Data extracted from a collection:
▬▬▬▬▬▬

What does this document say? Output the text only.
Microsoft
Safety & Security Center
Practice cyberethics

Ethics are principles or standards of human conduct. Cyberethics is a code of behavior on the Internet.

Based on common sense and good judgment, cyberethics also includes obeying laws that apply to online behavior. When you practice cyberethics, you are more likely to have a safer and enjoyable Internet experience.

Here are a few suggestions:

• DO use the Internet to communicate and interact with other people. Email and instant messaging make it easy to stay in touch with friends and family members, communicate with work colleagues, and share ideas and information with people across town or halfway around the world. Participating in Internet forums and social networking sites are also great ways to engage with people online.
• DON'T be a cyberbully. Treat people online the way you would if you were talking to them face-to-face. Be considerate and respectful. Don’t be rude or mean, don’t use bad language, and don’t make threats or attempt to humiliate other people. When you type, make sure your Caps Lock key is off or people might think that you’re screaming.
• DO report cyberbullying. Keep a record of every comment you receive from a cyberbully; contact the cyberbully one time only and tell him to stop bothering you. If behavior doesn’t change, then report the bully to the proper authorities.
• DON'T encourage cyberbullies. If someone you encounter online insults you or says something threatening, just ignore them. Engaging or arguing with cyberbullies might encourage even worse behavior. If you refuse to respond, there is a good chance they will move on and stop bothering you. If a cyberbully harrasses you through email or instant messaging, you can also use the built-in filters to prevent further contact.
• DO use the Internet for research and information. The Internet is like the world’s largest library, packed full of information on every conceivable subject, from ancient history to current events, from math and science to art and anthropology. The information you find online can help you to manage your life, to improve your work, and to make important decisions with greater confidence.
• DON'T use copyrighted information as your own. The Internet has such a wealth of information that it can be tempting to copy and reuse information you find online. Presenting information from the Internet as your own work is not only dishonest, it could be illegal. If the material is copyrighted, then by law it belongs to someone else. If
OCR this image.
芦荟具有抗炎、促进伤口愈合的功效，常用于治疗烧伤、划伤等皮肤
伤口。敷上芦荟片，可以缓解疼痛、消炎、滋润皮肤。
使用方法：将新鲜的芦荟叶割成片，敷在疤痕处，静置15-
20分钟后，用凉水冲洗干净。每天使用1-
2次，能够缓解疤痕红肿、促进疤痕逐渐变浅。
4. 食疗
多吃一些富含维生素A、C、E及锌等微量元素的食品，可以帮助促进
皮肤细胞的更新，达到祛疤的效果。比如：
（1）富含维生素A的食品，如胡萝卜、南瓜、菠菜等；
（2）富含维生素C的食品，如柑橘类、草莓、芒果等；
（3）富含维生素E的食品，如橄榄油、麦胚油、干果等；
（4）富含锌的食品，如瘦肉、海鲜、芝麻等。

▬▬▬▬▬▬

## CHALLENGE
Set down, exactly and in full, the lines from the one containing "OCR this image." through the end of the entries; no other line belongs.

## FINISHED TASK
OCR this image.
芦荟具有抗炎、促进伤口愈合的功效，常用于治疗烧伤、划伤等皮肤
伤口。敷上芦荟片，可以缓解疼痛、消炎、滋润皮肤。
使用方法：将新鲜的芦荟叶割成片，敷在疤痕处，静置15-
20分钟后，用凉水冲洗干净。每天使用1-
2次，能够缓解疤痕红肿、促进疤痕逐渐变浅。
4. 食疗
多吃一些富含维生素A、C、E及锌等微量元素的食品，可以帮助促进
皮肤细胞的更新，达到祛疤的效果。比如：
（1）富含维生素A的食品，如胡萝卜、南瓜、菠菜等；
（2）富含维生素C的食品，如柑橘类、草莓、芒果等；
（3）富含维生素E的食品，如橄榄油、麦胚油、干果等；
（4）富含锌的食品，如瘦肉、海鲜、芝麻等。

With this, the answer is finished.